▸ **Given task**: Tally the lines in the listing below that contain "Wasser" and report the tally alone.

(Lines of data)
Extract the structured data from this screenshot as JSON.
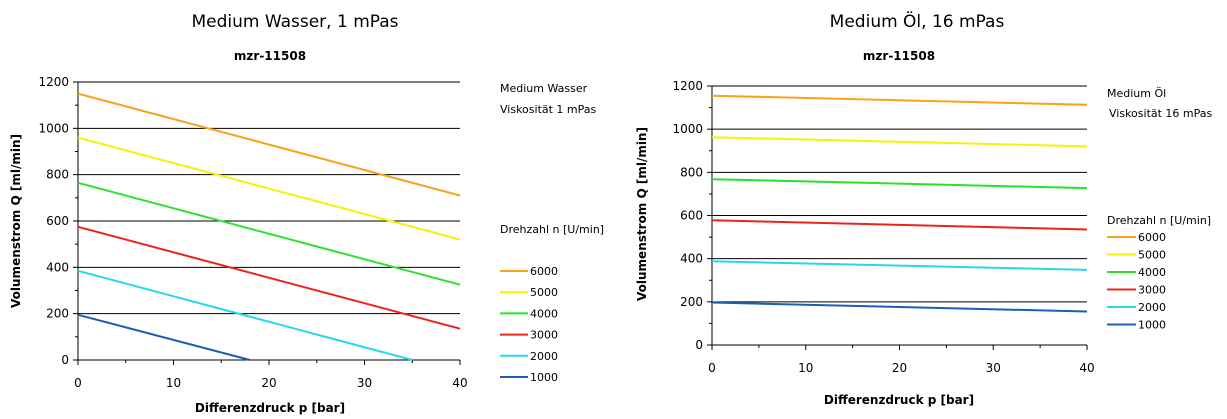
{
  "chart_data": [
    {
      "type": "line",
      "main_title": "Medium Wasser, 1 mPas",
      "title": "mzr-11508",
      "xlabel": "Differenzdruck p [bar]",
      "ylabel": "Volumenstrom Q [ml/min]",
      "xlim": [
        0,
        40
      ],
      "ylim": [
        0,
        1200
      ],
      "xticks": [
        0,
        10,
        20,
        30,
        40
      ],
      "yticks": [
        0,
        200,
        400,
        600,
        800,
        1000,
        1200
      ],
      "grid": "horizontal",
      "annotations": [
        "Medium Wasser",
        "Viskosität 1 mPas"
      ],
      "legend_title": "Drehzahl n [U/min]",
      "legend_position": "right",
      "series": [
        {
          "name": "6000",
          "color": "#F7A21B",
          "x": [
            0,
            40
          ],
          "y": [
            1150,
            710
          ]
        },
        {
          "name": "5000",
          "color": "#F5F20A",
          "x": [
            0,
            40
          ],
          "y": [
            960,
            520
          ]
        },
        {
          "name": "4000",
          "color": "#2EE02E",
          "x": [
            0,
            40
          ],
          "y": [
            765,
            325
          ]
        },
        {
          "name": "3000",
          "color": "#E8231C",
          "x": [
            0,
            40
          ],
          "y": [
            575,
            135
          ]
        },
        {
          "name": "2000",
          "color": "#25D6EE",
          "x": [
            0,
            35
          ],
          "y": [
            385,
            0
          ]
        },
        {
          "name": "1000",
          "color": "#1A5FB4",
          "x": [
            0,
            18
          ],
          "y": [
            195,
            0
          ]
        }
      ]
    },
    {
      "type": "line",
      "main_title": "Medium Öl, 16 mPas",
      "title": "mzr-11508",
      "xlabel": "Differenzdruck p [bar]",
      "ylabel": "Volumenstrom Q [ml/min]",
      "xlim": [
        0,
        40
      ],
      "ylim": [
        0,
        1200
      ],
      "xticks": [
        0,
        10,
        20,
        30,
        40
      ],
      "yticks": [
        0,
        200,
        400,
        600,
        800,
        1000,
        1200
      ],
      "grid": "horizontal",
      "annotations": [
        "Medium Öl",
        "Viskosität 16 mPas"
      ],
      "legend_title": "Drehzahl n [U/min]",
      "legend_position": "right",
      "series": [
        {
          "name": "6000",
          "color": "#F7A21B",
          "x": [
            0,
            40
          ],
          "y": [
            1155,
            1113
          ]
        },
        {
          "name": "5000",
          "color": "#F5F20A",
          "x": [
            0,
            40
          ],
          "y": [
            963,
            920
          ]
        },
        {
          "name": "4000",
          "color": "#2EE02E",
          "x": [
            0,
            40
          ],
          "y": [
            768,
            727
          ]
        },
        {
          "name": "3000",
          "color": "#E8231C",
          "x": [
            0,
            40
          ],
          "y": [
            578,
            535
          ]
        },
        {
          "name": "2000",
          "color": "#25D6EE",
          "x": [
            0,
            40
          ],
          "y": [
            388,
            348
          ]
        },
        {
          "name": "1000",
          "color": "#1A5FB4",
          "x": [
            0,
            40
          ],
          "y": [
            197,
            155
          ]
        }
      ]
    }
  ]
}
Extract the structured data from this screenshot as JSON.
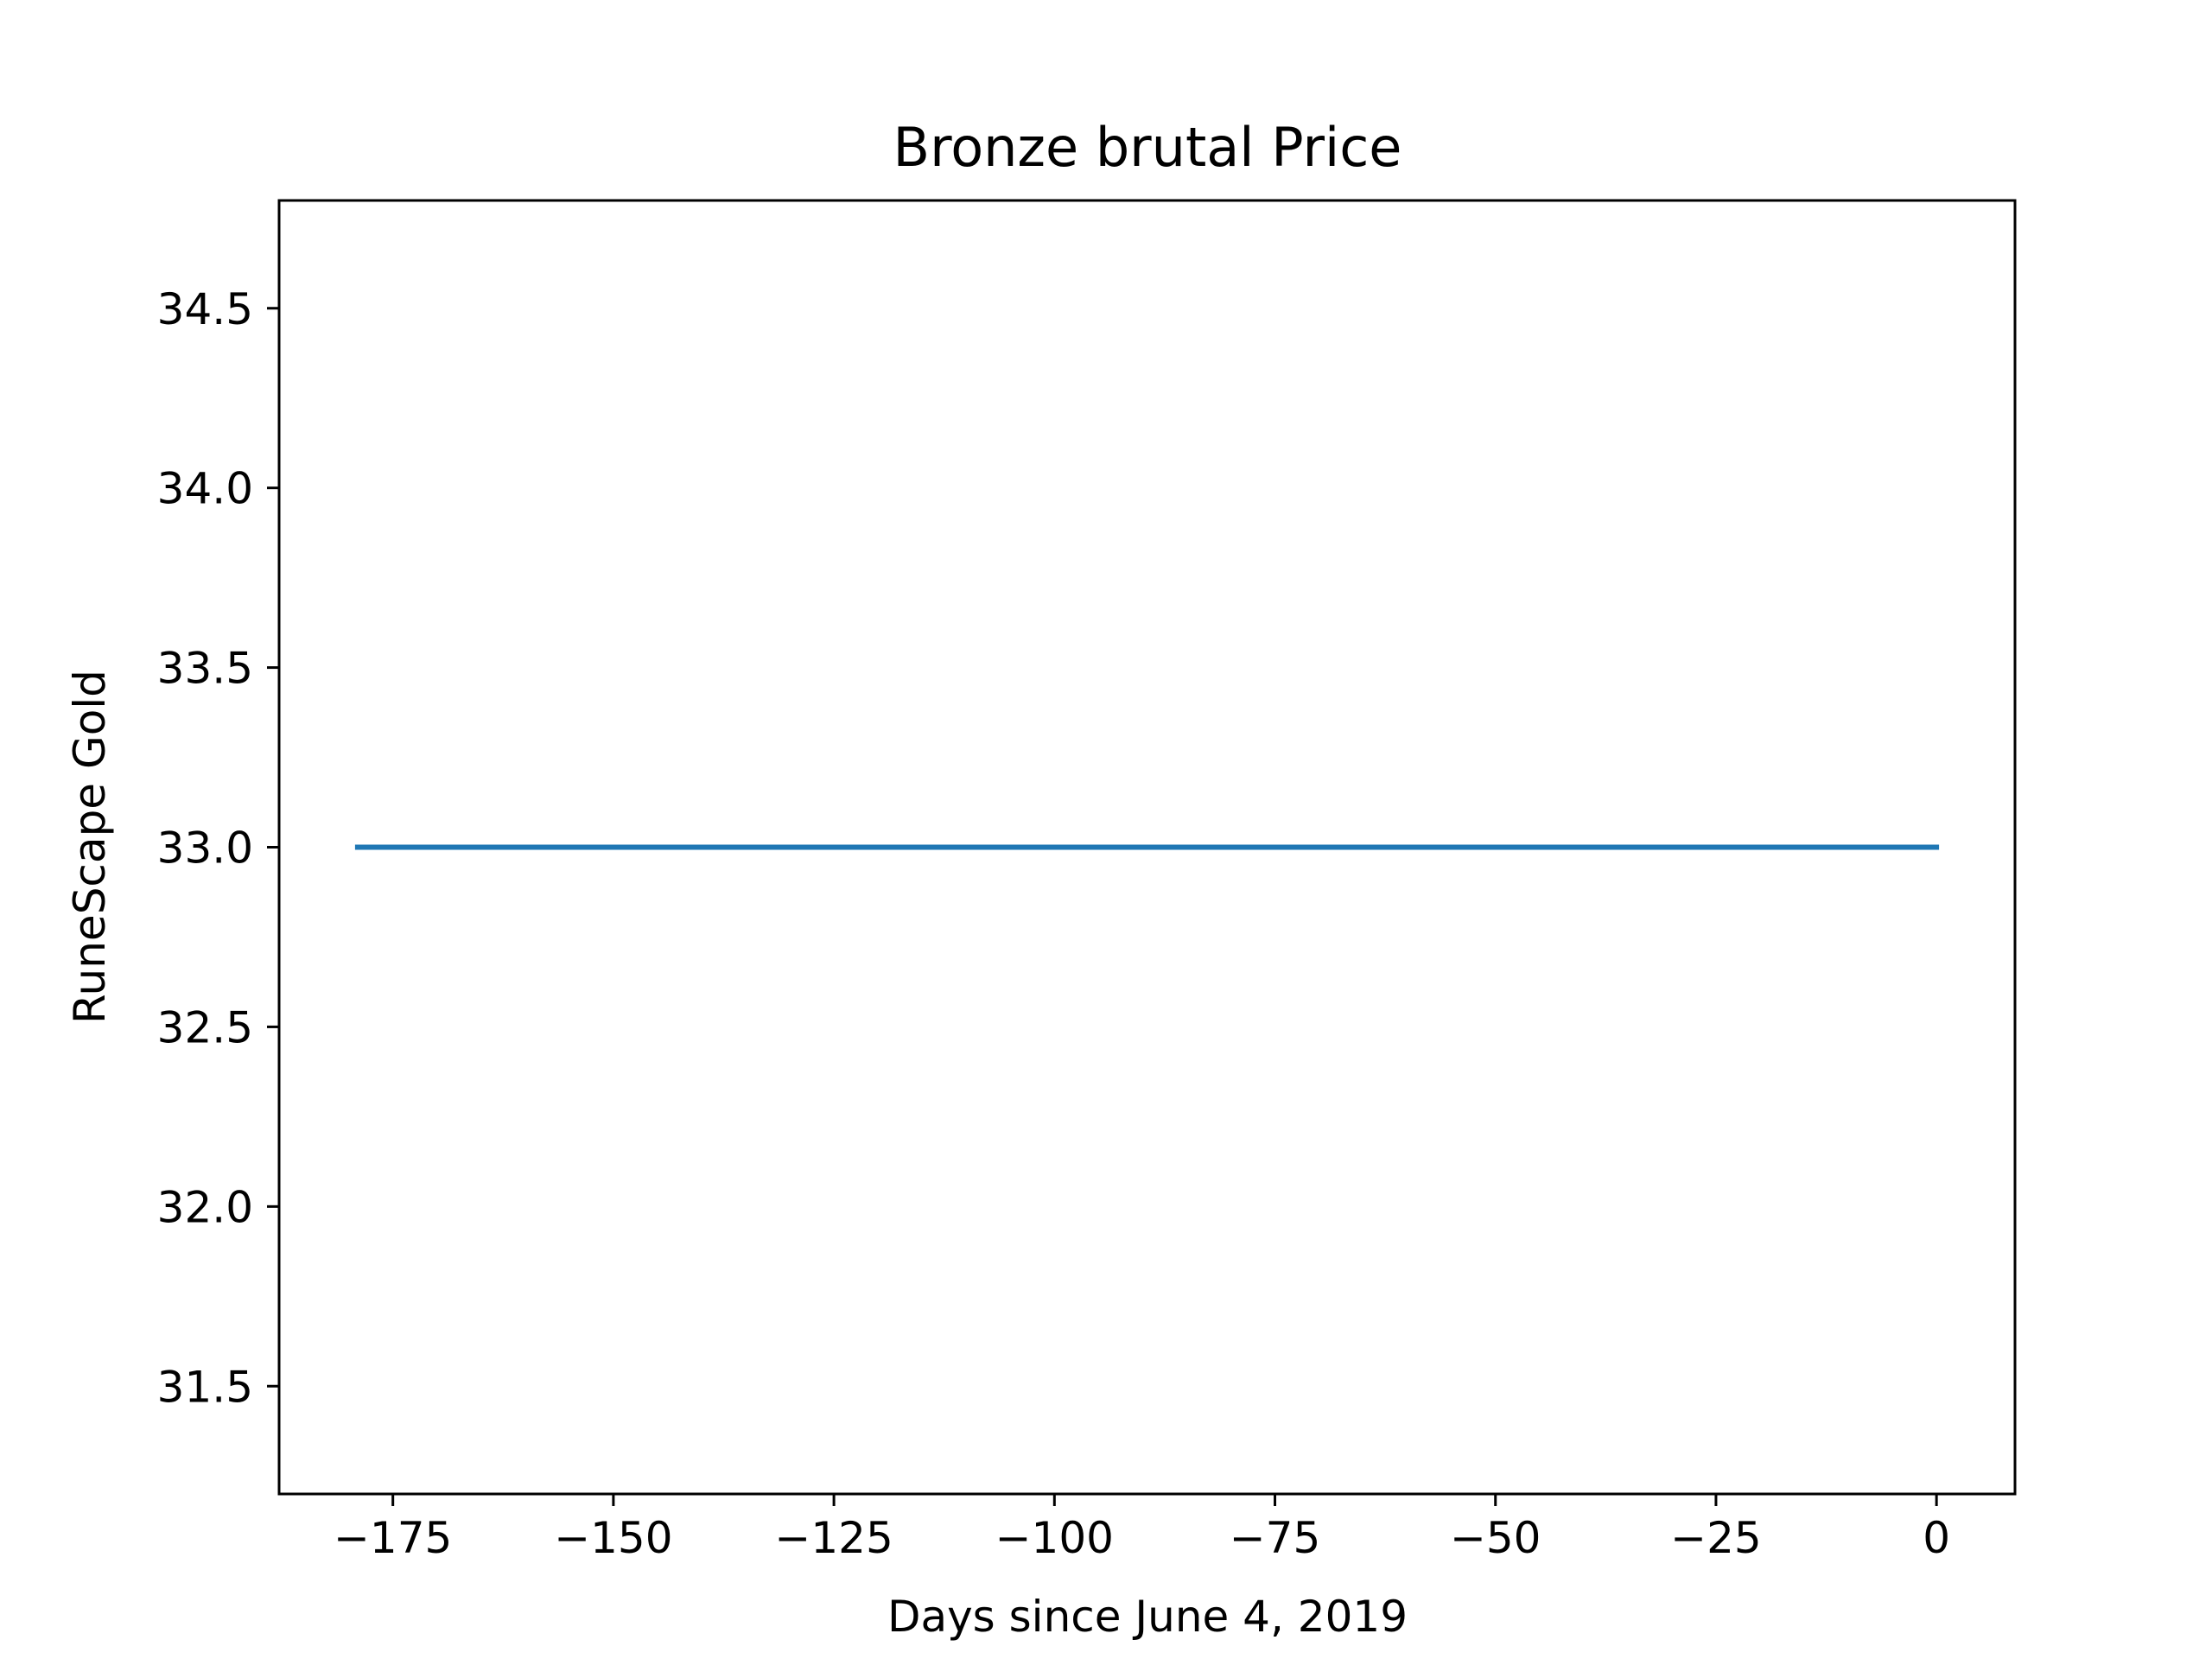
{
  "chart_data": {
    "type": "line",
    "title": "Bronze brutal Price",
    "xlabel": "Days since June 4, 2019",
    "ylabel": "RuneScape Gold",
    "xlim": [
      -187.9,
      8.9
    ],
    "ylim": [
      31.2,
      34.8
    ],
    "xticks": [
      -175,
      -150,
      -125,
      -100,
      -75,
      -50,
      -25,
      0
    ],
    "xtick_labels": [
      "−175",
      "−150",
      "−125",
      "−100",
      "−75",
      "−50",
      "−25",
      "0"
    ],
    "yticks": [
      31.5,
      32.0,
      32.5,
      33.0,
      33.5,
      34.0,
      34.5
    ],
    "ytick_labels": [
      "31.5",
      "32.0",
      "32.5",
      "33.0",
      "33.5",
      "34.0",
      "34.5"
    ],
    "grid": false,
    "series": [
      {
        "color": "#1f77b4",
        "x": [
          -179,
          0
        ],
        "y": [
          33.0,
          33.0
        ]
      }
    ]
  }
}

▸ **Final result**: 2